--- START OF EXTRACT TO READ ---
Sorry, I was not precise enough. He did like the styling of my Sumo somewhat, but not the bold font used on the bezel. While I love my Sumo, I tend to agree with that observation, a thinner font on the bezel would have been more elegant.
No he isn't a prestige hound (I know him pretty well), but he does prefer a Panerai's simpler elegant design over the typical "technical" look of many Seiko watches. I can understand that. Another example, my girlfriend has a lovely Panerai (which she bought herself), and a Cartier, and a Lady Seiko that I gave her  , in short she likes her jewelry but isn't a snob either as she often prefers to wear a bright white fashionable Ice-Watch.


----------



## Hoppyjr (Aug 11, 2006)

The bezel insert can be easily changed on the Sumo. There are plenty of less bold options available. 


Sent using Tapatalk


----------



## Pawl_Buster (Mar 12, 2007)

MrDagon007 said:


> Sorry, I was not precise enough. He did like the styling of my Sumo somewhat, but not the bold font used on the bezel. While I love my Sumo, I tend to agree with that observation, a thinner font on the bezel would have been more elegant.
> No he isn't a prestige hound (I know him pretty well), but he does prefer a Panerai's simpler elegant design over the typical "technical" look of many Seiko watches. I can understand that. Another example, my girlfriend has a lovely Panerai (which she bought herself), and a Cartier, and a Lady Seiko that I gave her  , in short she likes her jewelry but isn't a snob either as she often prefers to wear a bright white fashionable Ice-Watch.
--- END OF EXTRACT TO READ ---
--- START OF EXTRACTED MATERIAL ---
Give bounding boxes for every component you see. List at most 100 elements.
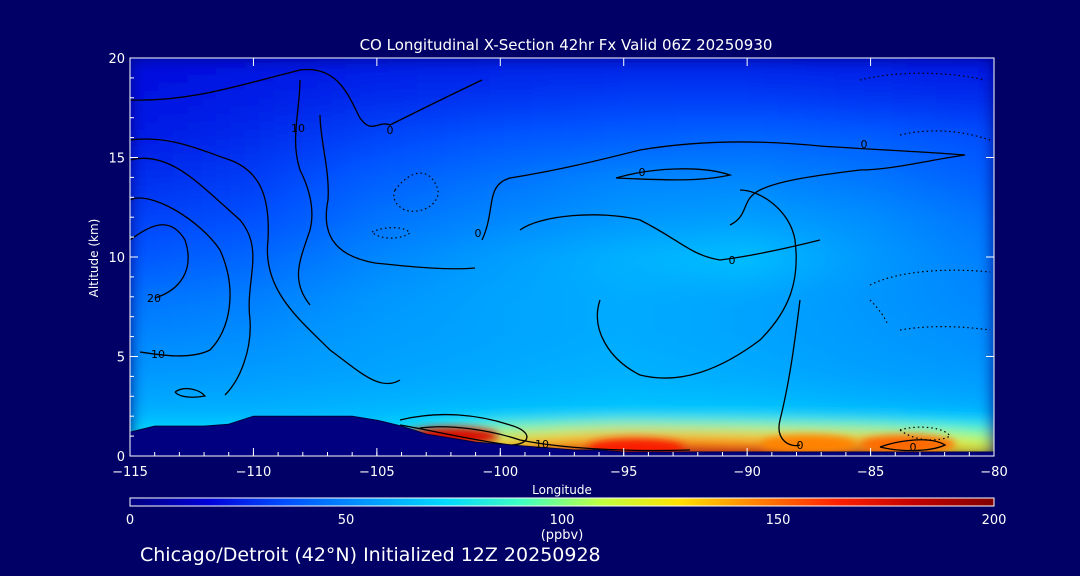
field-cell — [806, 232, 822, 242]
field-cell — [935, 272, 952, 282]
field-cell — [489, 352, 505, 361]
field-cell — [446, 304, 462, 314]
field-cell — [835, 264, 851, 274]
field-cell — [676, 160, 693, 170]
field-cell — [475, 65, 491, 75]
field-cell — [143, 336, 160, 346]
field-cell — [662, 137, 678, 147]
field-cell — [359, 113, 376, 123]
field-cell — [676, 97, 693, 107]
field-cell — [863, 113, 880, 123]
field-cell — [503, 415, 520, 425]
field-cell — [719, 113, 736, 123]
field-cell — [316, 160, 333, 170]
field-cell — [143, 344, 160, 354]
field-cell — [979, 240, 994, 250]
field-cell — [835, 200, 851, 210]
field-cell — [130, 145, 145, 155]
field-cell — [130, 312, 145, 322]
field-cell — [647, 113, 664, 123]
field-cell — [431, 240, 448, 250]
field-cell — [446, 192, 462, 202]
field-cell — [431, 312, 448, 322]
field-cell — [907, 344, 923, 354]
field-cell — [403, 296, 419, 306]
field-cell — [388, 248, 405, 258]
field-cell — [979, 344, 994, 354]
field-cell — [130, 328, 145, 338]
field-cell — [561, 73, 577, 83]
field-cell — [532, 129, 549, 139]
x-tick-label: −85 — [857, 465, 884, 480]
field-cell — [590, 145, 606, 155]
field-cell — [547, 431, 563, 441]
field-cell — [921, 415, 937, 425]
field-cell — [489, 81, 505, 91]
field-cell — [532, 391, 549, 401]
field-cell — [662, 153, 678, 162]
field-cell — [806, 65, 822, 75]
field-cell — [791, 224, 808, 234]
field-cell — [230, 129, 246, 139]
field-cell — [763, 391, 779, 401]
field-cell — [331, 97, 347, 107]
field-cell — [907, 423, 923, 433]
field-cell — [446, 81, 462, 91]
field-cell — [748, 280, 765, 290]
field-cell — [763, 320, 779, 330]
field-cell — [403, 304, 419, 314]
field-cell — [460, 200, 477, 210]
field-cell — [446, 113, 462, 123]
field-cell — [964, 272, 981, 282]
field-cell — [302, 176, 318, 186]
field-cell — [518, 280, 534, 290]
field-cell — [921, 296, 937, 306]
field-cell — [230, 320, 246, 330]
field-cell — [575, 240, 592, 250]
field-cell — [921, 328, 937, 338]
field-cell — [259, 160, 275, 170]
field-cell — [532, 328, 549, 338]
y-tick-label: 5 — [117, 351, 125, 366]
field-cell — [604, 431, 621, 441]
field-cell — [935, 280, 952, 290]
field-cell — [763, 256, 779, 266]
field-cell — [331, 208, 347, 218]
field-cell — [892, 153, 909, 162]
field-cell — [964, 336, 981, 346]
field-cell — [763, 328, 779, 338]
field-cell — [719, 97, 736, 107]
field-cell — [705, 256, 721, 266]
field-cell — [547, 121, 563, 131]
field-cell — [273, 375, 289, 385]
field-cell — [633, 328, 649, 338]
field-cell — [935, 240, 952, 250]
field-cell — [662, 184, 678, 194]
field-cell — [921, 352, 937, 361]
field-cell — [734, 375, 750, 385]
field-cell — [215, 208, 232, 218]
field-cell — [374, 160, 390, 170]
field-cell — [935, 97, 952, 107]
field-cell — [863, 240, 880, 250]
field-cell — [359, 65, 376, 75]
field-cell — [604, 367, 621, 377]
field-cell — [964, 89, 981, 99]
field-cell — [734, 145, 750, 155]
field-cell — [791, 113, 808, 123]
field-cell — [388, 280, 405, 290]
field-cell — [633, 272, 649, 282]
field-cell — [187, 65, 203, 75]
field-cell — [201, 336, 217, 346]
field-cell — [849, 248, 865, 258]
field-cell — [633, 89, 649, 99]
field-cell — [489, 328, 505, 338]
field-cell — [431, 129, 448, 139]
field-cell — [388, 160, 405, 170]
field-cell — [518, 407, 534, 417]
field-cell — [143, 160, 160, 170]
field-cell — [201, 391, 217, 401]
field-cell — [547, 367, 563, 377]
field-cell — [532, 431, 549, 441]
field-cell — [691, 81, 707, 91]
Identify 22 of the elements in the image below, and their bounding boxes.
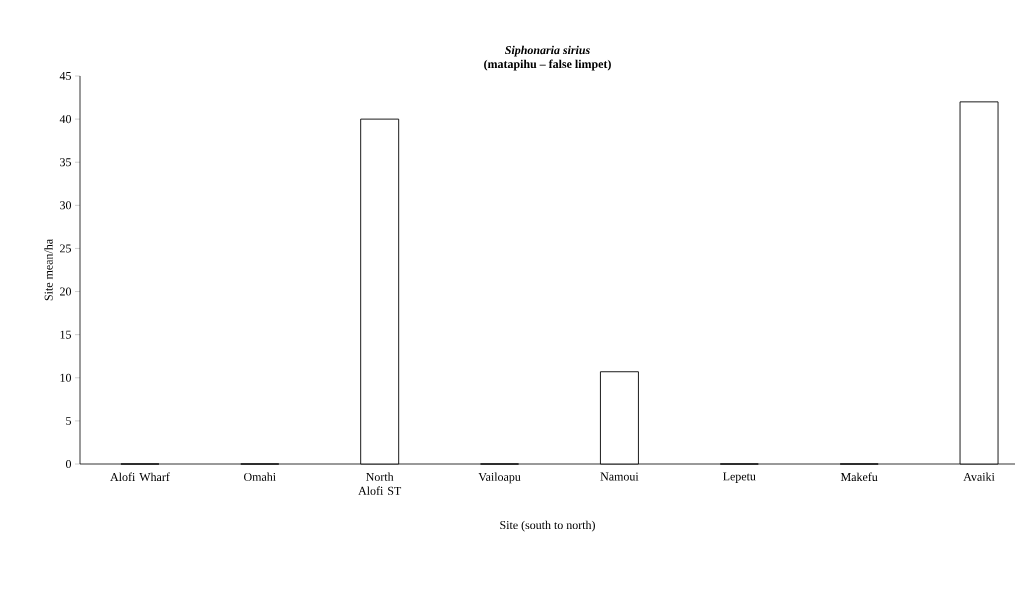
y-tick-label: 45: [59, 72, 72, 80]
y-tick-label: 5: [66, 416, 72, 425]
x-tick-label: Avaiki: [963, 472, 995, 481]
x-tick-label: Lepetu: [723, 472, 756, 483]
x-tick-label: Vailoapu: [478, 472, 521, 484]
y-tick-label: 25: [60, 244, 72, 253]
y-tick-label: 30: [60, 201, 72, 210]
x-tick-label: Makefu: [840, 472, 878, 482]
x-axis-title: Site (south to north): [500, 520, 595, 532]
y-tick-label: 35: [60, 158, 72, 167]
x-tick-label: North Alofi ST: [358, 472, 402, 495]
chart-title: Siphonaria sirius: [505, 45, 590, 57]
y-tick-label: 40: [59, 115, 72, 124]
x-tick-label: Omahi: [244, 472, 276, 481]
y-tick-label: 15: [60, 330, 72, 339]
x-tick-label: Alofi Wharf: [110, 472, 170, 482]
y-axis-title: Site mean/ha: [44, 239, 53, 301]
x-tick-label: Namoui: [600, 472, 639, 481]
y-tick-label: 0: [65, 459, 72, 469]
y-tick-label: 10: [60, 373, 72, 382]
chart-subtitle: (matapihu – false limpet): [484, 59, 611, 71]
y-tick-label: 20: [60, 287, 72, 296]
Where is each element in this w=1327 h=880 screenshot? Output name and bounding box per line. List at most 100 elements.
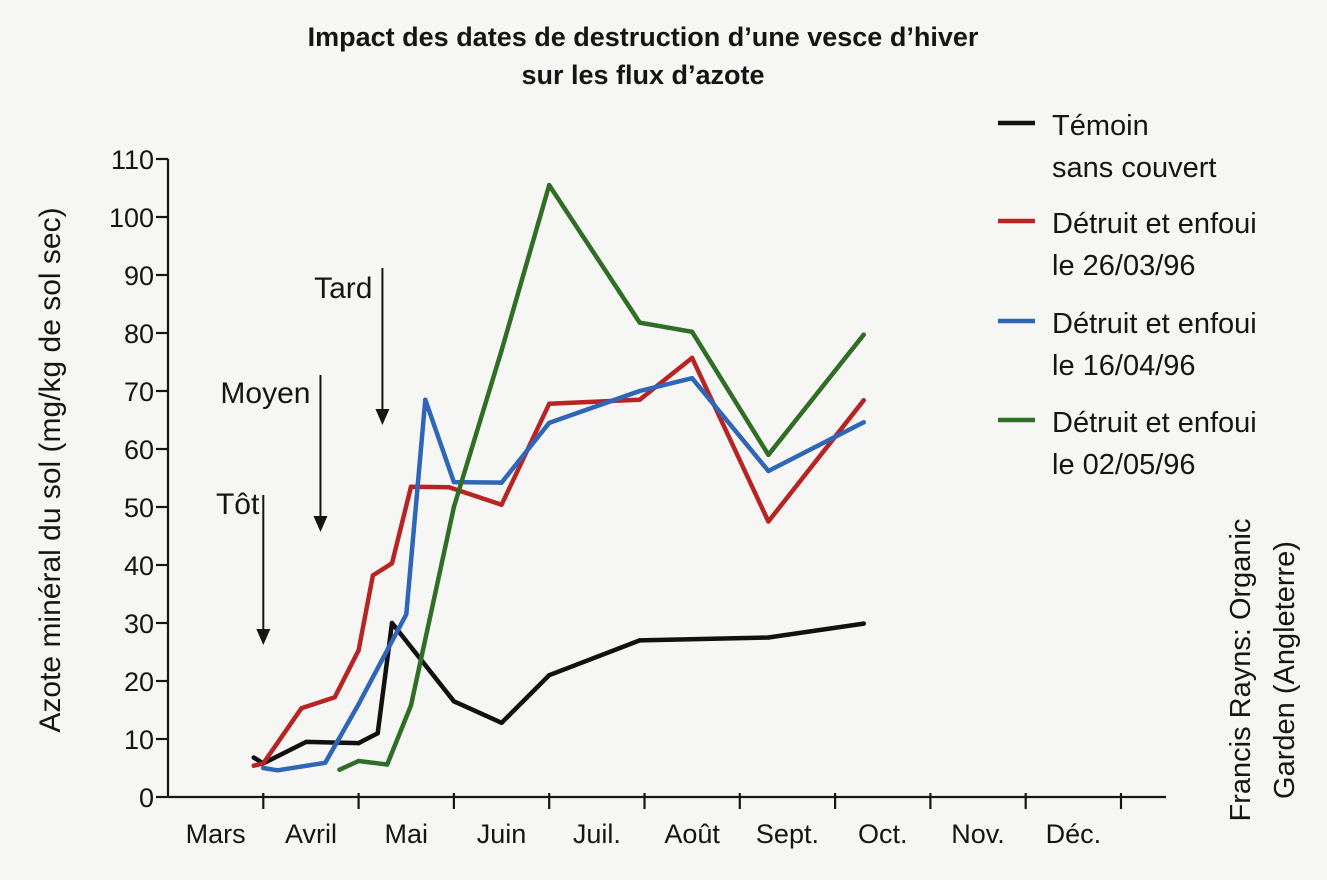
y-axis-label: Azote minéral du sol (mg/kg de sol sec) [34,207,67,732]
annotation-label: Tard [314,272,372,305]
data-point [451,479,457,485]
x-tick-label: Avril [285,819,337,849]
series-line [251,620,866,766]
data-point [637,638,642,643]
data-point [332,695,337,700]
data-point [423,397,428,402]
data-point [861,398,866,403]
y-tick-label: 60 [124,435,154,465]
series-line [261,375,866,773]
data-point [451,699,457,704]
chart-subtitle: sur les flux d’azote [521,60,764,90]
x-tick-label: Août [664,819,720,849]
data-point [637,388,642,394]
data-point [370,573,376,578]
x-tick-label: Juil. [573,819,621,849]
data-point [404,612,409,617]
data-point [356,758,361,764]
data-point [303,739,309,745]
y-tick-label: 80 [124,319,154,349]
data-point [499,502,504,507]
y-tick-label: 50 [124,493,154,523]
data-point [408,703,414,708]
data-point [766,519,771,524]
x-tick-label: Juin [477,819,527,849]
y-tick-label: 20 [124,667,154,697]
data-point [408,484,414,489]
y-tick-label: 110 [111,145,154,175]
data-point [389,620,395,626]
y-tick-label: 0 [139,783,154,813]
series-lines [251,182,866,773]
data-point [637,320,642,325]
legend-label: Détruit et enfoui [1052,208,1257,240]
data-point [499,720,504,725]
annotation-label: Tôt [216,488,260,521]
credit-line-2: Garden (Angleterre) [1269,541,1301,799]
data-point [547,182,552,188]
x-tick-label: Nov. [951,819,1005,849]
data-point [689,376,695,381]
data-point [547,401,552,406]
y-tick-label: 100 [109,203,154,233]
annotation-label: Moyen [220,377,310,410]
x-tick-label: Déc. [1046,819,1102,849]
data-point [547,420,552,426]
data-point [389,561,395,566]
y-tick-label: 90 [124,261,154,291]
data-point [323,760,328,765]
x-tick-label: Mai [384,819,428,849]
data-point [356,740,361,746]
data-point [689,329,695,335]
legend-label: le 16/04/96 [1052,350,1196,382]
series-group [251,355,866,768]
legend: Témoin sans couvert Détruit et enfoui le 26… [998,110,1257,481]
legend-item: Détruit et enfoui le 02/05/96 [998,407,1257,481]
data-point [547,673,552,678]
arrow-annotations: Tôt Moyen Tard [216,268,390,645]
legend-label: sans couvert [1052,152,1216,184]
chart-title: Impact des dates de destruction d’une ve… [308,22,979,52]
data-point [861,621,866,626]
series-group [251,620,866,766]
data-point [499,348,504,353]
data-point [251,755,256,760]
data-point [261,765,266,771]
legend-label: le 26/03/96 [1052,250,1196,282]
y-tick-label: 30 [124,609,154,639]
data-point [766,452,771,457]
legend-item: Détruit et enfoui le 26/03/96 [998,208,1257,282]
data-point [637,397,642,402]
credit-line-1: Francis Rayns: Organic [1225,519,1257,822]
credit: Francis Rayns: Organic Garden (Angleterr… [1225,519,1301,822]
data-point [499,480,504,485]
data-point [261,761,266,766]
data-point [861,332,866,337]
x-tick-label: Mars [186,819,246,849]
y-tick-label: 40 [124,551,154,581]
legend-label: le 02/05/96 [1052,449,1196,481]
data-point [766,468,771,474]
data-point [375,731,380,736]
legend-label: Détruit et enfoui [1052,407,1257,439]
legend-label: Témoin [1052,110,1149,142]
data-point [384,762,390,767]
data-point [337,767,342,772]
data-point [275,768,280,773]
series-group [337,182,866,772]
data-point [356,702,361,707]
y-tick-label: 10 [124,725,154,755]
data-point [251,763,256,768]
data-point [689,355,695,361]
data-point [766,635,771,640]
legend-label: Détruit et enfoui [1052,308,1257,340]
y-tick-label: 70 [124,377,154,407]
axes: 0 10 20 30 40 50 60 70 80 90 100 110 Mars Avril Mai Jui… [109,145,1166,849]
data-point [356,648,361,653]
annotation-arrow-head [375,409,390,425]
x-tick-label: Sept. [756,819,819,849]
data-point [451,504,457,510]
data-point [861,420,866,425]
data-point [446,485,452,490]
series-group [261,375,866,773]
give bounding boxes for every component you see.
--- END OF EXTRACTED MATERIAL ---
**SET OF TASKS:**
• A. In the records, lay out every line from the one with "y-tick-label: 45: [59, 72, 72, 80]" to the one with "y-tick-label: 20: [60, 287, 72, 296]", both included, as a Markdown table with the columns Row and Entry, numbering the rows and leaving out blank lines.
• B. Pick up the forum thread about the Seiko Sumo's bezel font and continue it from where it stops.

**ANSWERS FOR THE TASKS:**
• A.
| Row | Entry |
|---|---|
| 1 | y-tick-label: 45: [59, 72, 72, 80] |
| 2 | y-tick-label: 5: [66, 416, 72, 425] |
| 3 | x-tick-label: Avaiki: [963, 472, 995, 481] |
| 4 | x-tick-label: Lepetu: [723, 472, 756, 483] |
| 5 | x-tick-label: Vailoapu: [478, 472, 521, 484] |
| 6 | y-tick-label: 25: [60, 244, 72, 253] |
| 7 | y-tick-label: 30: [60, 201, 72, 210] |
| 8 | x-tick-label: Makefu: [840, 472, 878, 482] |
| 9 | x-axis-title: Site (south to north): [500, 520, 595, 532] |
| 10 | y-tick-label: 35: [60, 158, 72, 167] |
| 11 | x-tick-label: North Alofi ST: [358, 472, 402, 495] |
| 12 | chart-title: Siphonaria sirius: [505, 45, 590, 57] |
| 13 | y-tick-label: 40: [59, 115, 72, 124] |
| 14 | x-tick-label: Omahi: [244, 472, 276, 481] |
| 15 | y-tick-label: 15: [60, 330, 72, 339] |
| 16 | x-tick-label: Alofi Wharf: [110, 472, 170, 482] |
| 17 | y-axis-title: Site mean/ha: [44, 239, 53, 301] |
| 18 | x-tick-label: Namoui: [600, 472, 639, 481] |
| 19 | y-tick-label: 0: [65, 459, 72, 469] |
| 20 | y-tick-label: 10: [60, 373, 72, 382] |
| 21 | chart-subtitle: (matapihu – false limpet): [484, 59, 611, 71] |
| 22 | y-tick-label: 20: [60, 287, 72, 296] |

• B.
No problem; these are just folks lost in the fog of marketing; peer pressure and whatever strikes their fancy.
Although I still haven't figured out what is attractive about any Panerai design; authentic or Parsnipped ;-)


----------



## MrDagon007 (Sep 24, 2012)

Pawl_Buster said:


> No problem; these are just folks lost in the fog of marketing; peer pressure and whatever strikes their fancy.
> Although I still haven't figured out what is attractive about any Panerai design; authentic or Parsnipped ;-)


Well, I don't think there is a problem with finding a Panerai pretty. It does not have to be based on peer pressure, marketing and what not. I like the design of most of them myself, already from when I first saw them some 20 years ago.
I probably wouldn't buy one if I were to spend that kind of money though.



Hoppyjr said:


> The bezel insert can be easily changed on the Sumo. There are plenty of less bold options available.


I must do some research in this matter. Is it easy to replace the bezel?
Otherwise my Sumo looks refined and is very nicely finished.


----------



## estrickland (Dec 31, 2012)

Just got my Snowflake this AM, and took it in to be sized.

After admiring the watch for a minute, the service guy noted that this is one of the latest releases and asked how much it cost.

When told, his response was: "You could have got a Rolex for that!" smh


----------



## Brendan12 (Mar 18, 2012)

estrickland said:


> Just got my Snowflake this AM, and took it in to be sized.
> 
> After admiring the watch for a minute, the service guy noted that this is one of the latest releases and asked how much it cost.
> 
> When told, his response was: "You could have got a Rolex for that!" smh


Before I got my MM300 I paid a trip to an Omega AD to check out prices (although I was already committed to getting the MM). Guy behind the counter tomd me that it would be a 'worry' to pay over $2k for a Seiko.

However, every watch technician I speak to waxes lyrical about JDM Seiko and GS.


----------



## ken_sturrock (Oct 24, 2010)

Brendan12 said:


> Guy behind the counter tomd me that it would be a 'worry' to pay over $2k for a Seiko.


Well, yeah, you talked to a sales-droid about something outside of its programming.


----------



## lordkifar (Apr 8, 2011)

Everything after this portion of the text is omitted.